*What is expected*. Print the entries below in their entirety, exactly as they are written.

*Entries taken from a collection*.
────────────────────────────────────────
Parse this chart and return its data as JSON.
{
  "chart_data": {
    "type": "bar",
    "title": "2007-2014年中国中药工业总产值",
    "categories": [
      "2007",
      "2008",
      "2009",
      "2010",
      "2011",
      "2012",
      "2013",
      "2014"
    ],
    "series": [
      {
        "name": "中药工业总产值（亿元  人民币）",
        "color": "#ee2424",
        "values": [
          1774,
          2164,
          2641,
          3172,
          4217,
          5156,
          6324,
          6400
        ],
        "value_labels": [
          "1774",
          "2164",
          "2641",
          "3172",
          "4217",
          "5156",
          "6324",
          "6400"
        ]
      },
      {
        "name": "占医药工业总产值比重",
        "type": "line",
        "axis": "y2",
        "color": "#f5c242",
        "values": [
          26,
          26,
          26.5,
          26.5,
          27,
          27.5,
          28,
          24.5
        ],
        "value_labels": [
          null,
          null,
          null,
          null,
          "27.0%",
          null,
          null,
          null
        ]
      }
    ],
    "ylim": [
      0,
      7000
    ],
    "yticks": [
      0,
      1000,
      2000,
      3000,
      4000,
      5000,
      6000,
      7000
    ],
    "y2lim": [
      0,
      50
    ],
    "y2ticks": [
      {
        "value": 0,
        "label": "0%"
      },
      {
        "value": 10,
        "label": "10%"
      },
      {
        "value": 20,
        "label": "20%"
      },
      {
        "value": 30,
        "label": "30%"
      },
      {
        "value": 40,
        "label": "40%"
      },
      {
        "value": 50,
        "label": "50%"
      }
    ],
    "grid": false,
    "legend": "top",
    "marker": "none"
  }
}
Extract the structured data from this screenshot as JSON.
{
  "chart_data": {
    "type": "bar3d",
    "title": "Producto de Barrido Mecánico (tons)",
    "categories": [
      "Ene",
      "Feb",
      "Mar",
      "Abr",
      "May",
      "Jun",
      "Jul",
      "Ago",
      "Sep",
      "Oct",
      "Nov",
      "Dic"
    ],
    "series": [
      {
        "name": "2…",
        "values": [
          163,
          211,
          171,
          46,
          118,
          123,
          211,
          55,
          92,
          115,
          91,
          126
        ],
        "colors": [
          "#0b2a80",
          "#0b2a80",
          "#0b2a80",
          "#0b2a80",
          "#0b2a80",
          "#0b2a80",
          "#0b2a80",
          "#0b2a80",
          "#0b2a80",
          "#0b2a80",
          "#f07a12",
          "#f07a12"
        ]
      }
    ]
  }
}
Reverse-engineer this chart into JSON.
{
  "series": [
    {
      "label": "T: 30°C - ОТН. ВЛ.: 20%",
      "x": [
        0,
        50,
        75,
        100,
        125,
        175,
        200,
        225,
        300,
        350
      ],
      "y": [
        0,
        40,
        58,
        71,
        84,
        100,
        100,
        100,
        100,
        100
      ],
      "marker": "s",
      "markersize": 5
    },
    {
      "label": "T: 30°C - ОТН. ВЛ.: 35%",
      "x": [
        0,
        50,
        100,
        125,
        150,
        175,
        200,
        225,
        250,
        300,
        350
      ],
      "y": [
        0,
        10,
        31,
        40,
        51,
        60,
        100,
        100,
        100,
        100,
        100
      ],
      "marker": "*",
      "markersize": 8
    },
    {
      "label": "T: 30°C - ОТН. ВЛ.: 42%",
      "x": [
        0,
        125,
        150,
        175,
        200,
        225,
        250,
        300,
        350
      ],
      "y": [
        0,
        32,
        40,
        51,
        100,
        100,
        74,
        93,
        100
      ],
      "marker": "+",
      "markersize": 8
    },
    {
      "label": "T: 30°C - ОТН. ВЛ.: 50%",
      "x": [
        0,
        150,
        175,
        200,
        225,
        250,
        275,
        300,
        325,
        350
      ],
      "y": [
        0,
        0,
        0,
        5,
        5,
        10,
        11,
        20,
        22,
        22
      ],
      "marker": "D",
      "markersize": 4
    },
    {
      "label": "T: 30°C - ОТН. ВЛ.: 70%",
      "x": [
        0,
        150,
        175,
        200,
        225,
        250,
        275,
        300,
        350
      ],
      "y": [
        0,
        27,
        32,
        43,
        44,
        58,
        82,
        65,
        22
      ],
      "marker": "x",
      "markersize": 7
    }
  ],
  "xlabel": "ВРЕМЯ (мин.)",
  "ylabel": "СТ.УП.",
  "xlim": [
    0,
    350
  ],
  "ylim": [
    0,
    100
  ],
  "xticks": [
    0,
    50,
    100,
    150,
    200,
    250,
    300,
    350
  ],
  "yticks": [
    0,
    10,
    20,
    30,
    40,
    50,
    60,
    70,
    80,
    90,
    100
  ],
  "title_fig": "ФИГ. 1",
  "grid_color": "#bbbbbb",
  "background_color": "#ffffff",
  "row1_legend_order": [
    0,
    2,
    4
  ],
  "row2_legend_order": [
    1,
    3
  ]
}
────────────────────────────────────────
*Completed task*.
Parse this chart and return its data as JSON.
{
  "chart_data": {
    "type": "bar",
    "title": "2007-2014年中国中药工业总产值",
    "categories": [
      "2007",
      "2008",
      "2009",
      "2010",
      "2011",
      "2012",
      "2013",
      "2014"
    ],
    "series": [
      {
        "name": "中药工业总产值（亿元  人民币）",
        "color": "#ee2424",
        "values": [
          1774,
          2164,
          2641,
          3172,
          4217,
          5156,
          6324,
          6400
        ],
        "value_labels": [
          "1774",
          "2164",
          "2641",
          "3172",
          "4217",
          "5156",
          "6324",
          "6400"
        ]
      },
      {
        "name": "占医药工业总产值比重",
        "type": "line",
        "axis": "y2",
        "color": "#f5c242",
        "values": [
          26,
          26,
          26.5,
          26.5,
          27,
          27.5,
          28,
          24.5
        ],
        "value_labels": [
          null,
          null,
          null,
          null,
          "27.0%",
          null,
          null,
          null
        ]
      }
    ],
    "ylim": [
      0,
      7000
    ],
    "yticks": [
      0,
      1000,
      2000,
      3000,
      4000,
      5000,
      6000,
      7000
    ],
    "y2lim": [
      0,
      50
    ],
    "y2ticks": [
      {
        "value": 0,
        "label": "0%"
      },
      {
        "value": 10,
        "label": "10%"
      },
      {
        "value": 20,
        "label": "20%"
      },
      {
        "value": 30,
        "label": "30%"
      },
      {
        "value": 40,
        "label": "40%"
      },
      {
        "value": 50,
        "label": "50%"
      }
    ],
    "grid": false,
    "legend": "top",
    "marker": "none"
  }
}
Extract the structured data from this screenshot as JSON.
{
  "chart_data": {
    "type": "bar3d",
    "title": "Producto de Barrido Mecánico (tons)",
    "categories": [
      "Ene",
      "Feb",
      "Mar",
      "Abr",
      "May",
      "Jun",
      "Jul",
      "Ago",
      "Sep",
      "Oct",
      "Nov",
      "Dic"
    ],
    "series": [
      {
        "name": "2…",
        "values": [
          163,
          211,
          171,
          46,
          118,
          123,
          211,
          55,
          92,
          115,
          91,
          126
        ],
        "colors": [
          "#0b2a80",
          "#0b2a80",
          "#0b2a80",
          "#0b2a80",
          "#0b2a80",
          "#0b2a80",
          "#0b2a80",
          "#0b2a80",
          "#0b2a80",
          "#0b2a80",
          "#f07a12",
          "#f07a12"
        ]
      }
    ]
  }
}
Reverse-engineer this chart into JSON.
{
  "series": [
    {
      "label": "T: 30°C - ОТН. ВЛ.: 20%",
      "x": [
        0,
        50,
        75,
        100,
        125,
        175,
        200,
        225,
        300,
        350
      ],
      "y": [
        0,
        40,
        58,
        71,
        84,
        100,
        100,
        100,
        100,
        100
      ],
      "marker": "s",
      "markersize": 5
    },
    {
      "label": "T: 30°C - ОТН. ВЛ.: 35%",
      "x": [
        0,
        50,
        100,
        125,
        150,
        175,
        200,
        225,
        250,
        300,
        350
      ],
      "y": [
        0,
        10,
        31,
        40,
        51,
        60,
        100,
        100,
        100,
        100,
        100
      ],
      "marker": "*",
      "markersize": 8
    },
    {
      "label": "T: 30°C - ОТН. ВЛ.: 42%",
      "x": [
        0,
        125,
        150,
        175,
        200,
        225,
        250,
        300,
        350
      ],
      "y": [
        0,
        32,
        40,
        51,
        100,
        100,
        74,
        93,
        100
      ],
      "marker": "+",
      "markersize": 8
    },
    {
      "label": "T: 30°C - ОТН. ВЛ.: 50%",
      "x": [
        0,
        150,
        175,
        200,
        225,
        250,
        275,
        300,
        325,
        350
      ],
      "y": [
        0,
        0,
        0,
        5,
        5,
        10,
        11,
        20,
        22,
        22
      ],
      "marker": "D",
      "markersize": 4
    },
    {
      "label": "T: 30°C - ОТН. ВЛ.: 70%",
      "x": [
        0,
        150,
        175,
        200,
        225,
        250,
        275,
        300,
        350
      ],
      "y": [
        0,
        27,
        32,
        43,
        44,
        58,
        82,
        65,
        22
      ],
      "marker": "x",
      "markersize": 7
    }
  ],
  "xlabel": "ВРЕМЯ (мин.)",
  "ylabel": "СТ.УП.",
  "xlim": [
    0,
    350
  ],
  "ylim": [
    0,
    100
  ],
  "xticks": [
    0,
    50,
    100,
    150,
    200,
    250,
    300,
    350
  ],
  "yticks": [
    0,
    10,
    20,
    30,
    40,
    50,
    60,
    70,
    80,
    90,
    100
  ],
  "title_fig": "ФИГ. 1",
  "grid_color": "#bbbbbb",
  "background_color": "#ffffff",
  "row1_legend_order": [
    0,
    2,
    4
  ],
  "row2_legend_order": [
    1,
    3
  ]
}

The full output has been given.